Type out the records that follow, exactly as given.

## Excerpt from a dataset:
**********
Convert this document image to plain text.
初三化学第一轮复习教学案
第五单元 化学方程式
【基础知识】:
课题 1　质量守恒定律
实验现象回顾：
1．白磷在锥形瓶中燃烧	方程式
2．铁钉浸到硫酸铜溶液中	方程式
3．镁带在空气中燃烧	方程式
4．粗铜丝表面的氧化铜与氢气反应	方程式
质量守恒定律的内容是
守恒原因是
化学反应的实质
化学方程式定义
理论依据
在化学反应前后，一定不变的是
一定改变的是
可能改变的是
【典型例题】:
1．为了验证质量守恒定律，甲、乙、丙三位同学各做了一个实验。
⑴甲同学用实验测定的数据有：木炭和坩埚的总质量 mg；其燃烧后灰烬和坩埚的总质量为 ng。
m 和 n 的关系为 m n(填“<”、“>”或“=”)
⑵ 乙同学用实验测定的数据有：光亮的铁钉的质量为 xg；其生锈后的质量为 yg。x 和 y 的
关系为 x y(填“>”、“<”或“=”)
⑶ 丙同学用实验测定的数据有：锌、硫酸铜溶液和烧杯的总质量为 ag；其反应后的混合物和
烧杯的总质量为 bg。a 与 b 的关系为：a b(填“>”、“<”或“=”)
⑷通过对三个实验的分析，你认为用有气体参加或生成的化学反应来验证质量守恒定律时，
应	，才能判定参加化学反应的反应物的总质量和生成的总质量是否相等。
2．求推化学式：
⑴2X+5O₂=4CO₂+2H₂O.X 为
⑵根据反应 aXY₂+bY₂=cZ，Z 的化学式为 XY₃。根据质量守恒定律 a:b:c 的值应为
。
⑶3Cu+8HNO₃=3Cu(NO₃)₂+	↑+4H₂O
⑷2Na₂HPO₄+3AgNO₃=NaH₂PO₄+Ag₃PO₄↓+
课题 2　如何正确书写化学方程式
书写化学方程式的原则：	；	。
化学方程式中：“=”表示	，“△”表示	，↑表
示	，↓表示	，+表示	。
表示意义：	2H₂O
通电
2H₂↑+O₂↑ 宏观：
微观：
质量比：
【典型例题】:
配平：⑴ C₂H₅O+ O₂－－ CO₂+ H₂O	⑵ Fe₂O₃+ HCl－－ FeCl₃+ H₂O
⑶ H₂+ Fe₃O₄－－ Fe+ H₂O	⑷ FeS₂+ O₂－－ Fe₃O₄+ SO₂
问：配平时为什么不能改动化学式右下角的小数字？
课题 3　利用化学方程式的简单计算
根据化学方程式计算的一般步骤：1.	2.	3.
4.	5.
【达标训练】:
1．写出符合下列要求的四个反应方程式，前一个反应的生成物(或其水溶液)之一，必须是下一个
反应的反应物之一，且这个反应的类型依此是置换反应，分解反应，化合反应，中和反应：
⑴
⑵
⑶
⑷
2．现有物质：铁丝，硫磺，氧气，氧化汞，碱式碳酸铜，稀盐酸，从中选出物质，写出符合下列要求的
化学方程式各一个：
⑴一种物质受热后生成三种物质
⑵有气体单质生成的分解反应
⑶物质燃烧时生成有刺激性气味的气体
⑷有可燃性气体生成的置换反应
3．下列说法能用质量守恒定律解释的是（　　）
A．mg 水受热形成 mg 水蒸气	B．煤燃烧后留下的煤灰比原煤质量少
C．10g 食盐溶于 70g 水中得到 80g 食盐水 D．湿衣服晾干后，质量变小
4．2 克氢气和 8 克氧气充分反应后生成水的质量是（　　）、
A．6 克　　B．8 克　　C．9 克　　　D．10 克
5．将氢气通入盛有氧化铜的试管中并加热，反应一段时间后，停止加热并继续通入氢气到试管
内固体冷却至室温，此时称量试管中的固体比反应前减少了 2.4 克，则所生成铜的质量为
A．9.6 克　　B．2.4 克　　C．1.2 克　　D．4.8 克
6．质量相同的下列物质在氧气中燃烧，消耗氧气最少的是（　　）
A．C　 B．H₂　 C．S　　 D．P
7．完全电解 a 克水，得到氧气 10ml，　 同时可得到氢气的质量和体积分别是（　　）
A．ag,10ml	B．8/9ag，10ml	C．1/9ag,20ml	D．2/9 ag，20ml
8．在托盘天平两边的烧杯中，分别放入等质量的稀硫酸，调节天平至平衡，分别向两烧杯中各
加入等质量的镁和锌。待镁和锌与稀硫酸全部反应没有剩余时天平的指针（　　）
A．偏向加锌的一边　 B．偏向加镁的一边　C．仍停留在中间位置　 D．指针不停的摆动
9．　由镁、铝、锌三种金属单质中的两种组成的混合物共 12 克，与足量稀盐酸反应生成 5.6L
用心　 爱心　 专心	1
**********
## FULL ANSWER:
Convert this document image to plain text.
初三化学第一轮复习教学案
第五单元 化学方程式
【基础知识】:
课题 1　质量守恒定律
实验现象回顾：
1．白磷在锥形瓶中燃烧	方程式
2．铁钉浸到硫酸铜溶液中	方程式
3．镁带在空气中燃烧	方程式
4．粗铜丝表面的氧化铜与氢气反应	方程式
质量守恒定律的内容是
守恒原因是
化学反应的实质
化学方程式定义
理论依据
在化学反应前后，一定不变的是
一定改变的是
可能改变的是
【典型例题】:
1．为了验证质量守恒定律，甲、乙、丙三位同学各做了一个实验。
⑴甲同学用实验测定的数据有：木炭和坩埚的总质量 mg；其燃烧后灰烬和坩埚的总质量为 ng。
m 和 n 的关系为 m n(填“<”、“>”或“=”)
⑵ 乙同学用实验测定的数据有：光亮的铁钉的质量为 xg；其生锈后的质量为 yg。x 和 y 的
关系为 x y(填“>”、“<”或“=”)
⑶ 丙同学用实验测定的数据有：锌、硫酸铜溶液和烧杯的总质量为 ag；其反应后的混合物和
烧杯的总质量为 bg。a 与 b 的关系为：a b(填“>”、“<”或“=”)
⑷通过对三个实验的分析，你认为用有气体参加或生成的化学反应来验证质量守恒定律时，
应	，才能判定参加化学反应的反应物的总质量和生成的总质量是否相等。
2．求推化学式：
⑴2X+5O₂=4CO₂+2H₂O.X 为
⑵根据反应 aXY₂+bY₂=cZ，Z 的化学式为 XY₃。根据质量守恒定律 a:b:c 的值应为
。
⑶3Cu+8HNO₃=3Cu(NO₃)₂+	↑+4H₂O
⑷2Na₂HPO₄+3AgNO₃=NaH₂PO₄+Ag₃PO₄↓+
课题 2　如何正确书写化学方程式
书写化学方程式的原则：	；	。
化学方程式中：“=”表示	，“△”表示	，↑表
示	，↓表示	，+表示	。
表示意义：	2H₂O
通电
2H₂↑+O₂↑ 宏观：
微观：
质量比：
【典型例题】:
配平：⑴ C₂H₅O+ O₂－－ CO₂+ H₂O	⑵ Fe₂O₃+ HCl－－ FeCl₃+ H₂O
⑶ H₂+ Fe₃O₄－－ Fe+ H₂O	⑷ FeS₂+ O₂－－ Fe₃O₄+ SO₂
问：配平时为什么不能改动化学式右下角的小数字？
课题 3　利用化学方程式的简单计算
根据化学方程式计算的一般步骤：1.	2.	3.
4.	5.
【达标训练】:
1．写出符合下列要求的四个反应方程式，前一个反应的生成物(或其水溶液)之一，必须是下一个
反应的反应物之一，且这个反应的类型依此是置换反应，分解反应，化合反应，中和反应：
⑴
⑵
⑶
⑷
2．现有物质：铁丝，硫磺，氧气，氧化汞，碱式碳酸铜，稀盐酸，从中选出物质，写出符合下列要求的
化学方程式各一个：
⑴一种物质受热后生成三种物质
⑵有气体单质生成的分解反应
⑶物质燃烧时生成有刺激性气味的气体
⑷有可燃性气体生成的置换反应
3．下列说法能用质量守恒定律解释的是（　　）
A．mg 水受热形成 mg 水蒸气	B．煤燃烧后留下的煤灰比原煤质量少
C．10g 食盐溶于 70g 水中得到 80g 食盐水 D．湿衣服晾干后，质量变小
4．2 克氢气和 8 克氧气充分反应后生成水的质量是（　　）、
A．6 克　　B．8 克　　C．9 克　　　D．10 克
5．将氢气通入盛有氧化铜的试管中并加热，反应一段时间后，停止加热并继续通入氢气到试管
内固体冷却至室温，此时称量试管中的固体比反应前减少了 2.4 克，则所生成铜的质量为
A．9.6 克　　B．2.4 克　　C．1.2 克　　D．4.8 克
6．质量相同的下列物质在氧气中燃烧，消耗氧气最少的是（　　）
A．C　 B．H₂　 C．S　　 D．P
7．完全电解 a 克水，得到氧气 10ml，　 同时可得到氢气的质量和体积分别是（　　）
A．ag,10ml	B．8/9ag，10ml	C．1/9ag,20ml	D．2/9 ag，20ml
8．在托盘天平两边的烧杯中，分别放入等质量的稀硫酸，调节天平至平衡，分别向两烧杯中各
加入等质量的镁和锌。待镁和锌与稀硫酸全部反应没有剩余时天平的指针（　　）
A．偏向加锌的一边　 B．偏向加镁的一边　C．仍停留在中间位置　 D．指针不停的摆动
9．　由镁、铝、锌三种金属单质中的两种组成的混合物共 12 克，与足量稀盐酸反应生成 5.6L
用心　 爱心　 专心	1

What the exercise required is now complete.